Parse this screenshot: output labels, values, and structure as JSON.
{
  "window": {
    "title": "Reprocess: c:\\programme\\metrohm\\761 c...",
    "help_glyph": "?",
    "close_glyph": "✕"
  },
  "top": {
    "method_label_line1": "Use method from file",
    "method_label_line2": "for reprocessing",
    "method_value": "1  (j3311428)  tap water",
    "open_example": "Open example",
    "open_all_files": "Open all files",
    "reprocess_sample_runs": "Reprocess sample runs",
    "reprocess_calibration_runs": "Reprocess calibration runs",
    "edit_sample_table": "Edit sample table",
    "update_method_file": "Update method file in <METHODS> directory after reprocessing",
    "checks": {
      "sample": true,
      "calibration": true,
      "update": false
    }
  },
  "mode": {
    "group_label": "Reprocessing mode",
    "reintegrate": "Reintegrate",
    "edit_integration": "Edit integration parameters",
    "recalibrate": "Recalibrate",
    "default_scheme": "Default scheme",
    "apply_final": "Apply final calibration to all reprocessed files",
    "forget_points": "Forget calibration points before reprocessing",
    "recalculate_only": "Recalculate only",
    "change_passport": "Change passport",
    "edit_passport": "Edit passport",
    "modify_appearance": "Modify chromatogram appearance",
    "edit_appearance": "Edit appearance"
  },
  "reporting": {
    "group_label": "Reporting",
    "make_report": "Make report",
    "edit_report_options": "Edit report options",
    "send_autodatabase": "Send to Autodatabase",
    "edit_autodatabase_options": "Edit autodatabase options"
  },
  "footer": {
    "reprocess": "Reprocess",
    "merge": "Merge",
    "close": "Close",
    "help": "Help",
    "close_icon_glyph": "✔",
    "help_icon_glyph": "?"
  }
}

● ● ●

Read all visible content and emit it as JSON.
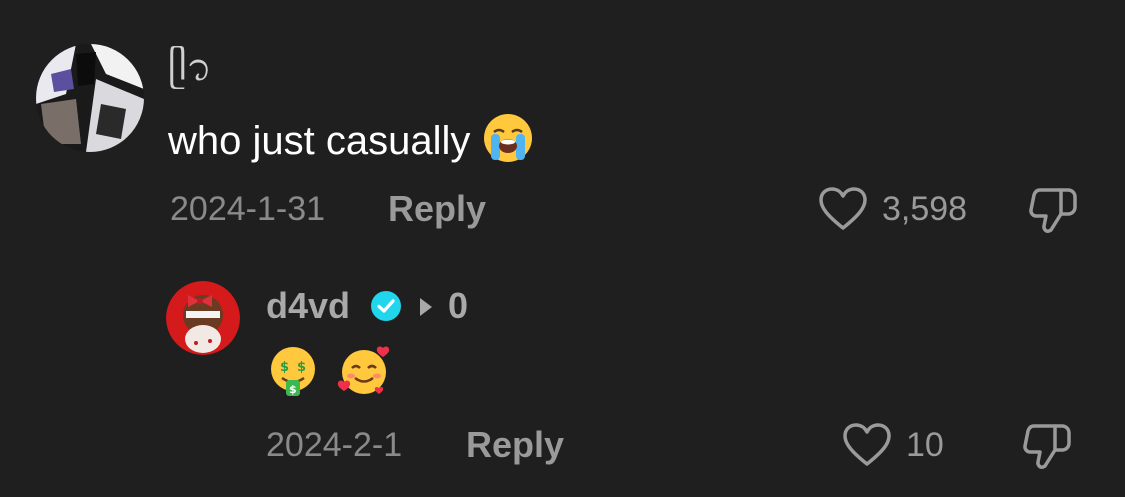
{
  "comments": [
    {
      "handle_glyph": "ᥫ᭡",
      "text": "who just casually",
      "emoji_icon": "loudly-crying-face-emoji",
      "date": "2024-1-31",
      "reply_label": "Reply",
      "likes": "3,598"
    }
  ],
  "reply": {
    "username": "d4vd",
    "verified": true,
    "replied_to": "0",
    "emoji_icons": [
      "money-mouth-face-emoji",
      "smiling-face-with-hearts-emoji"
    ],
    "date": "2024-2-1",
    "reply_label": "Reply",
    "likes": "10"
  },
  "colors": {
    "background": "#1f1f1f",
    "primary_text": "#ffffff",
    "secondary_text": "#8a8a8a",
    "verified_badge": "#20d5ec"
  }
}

● ● ●

Problem details: Pull every line containing the word "Edit" out of the material.

Worked solution:
    "edit_sample_table": "Edit sample table",
    "edit_integration": "Edit integration parameters",
    "edit_passport": "Edit passport",
    "edit_appearance": "Edit appearance"
    "edit_report_options": "Edit report options",
    "edit_autodatabase_options": "Edit autodatabase options"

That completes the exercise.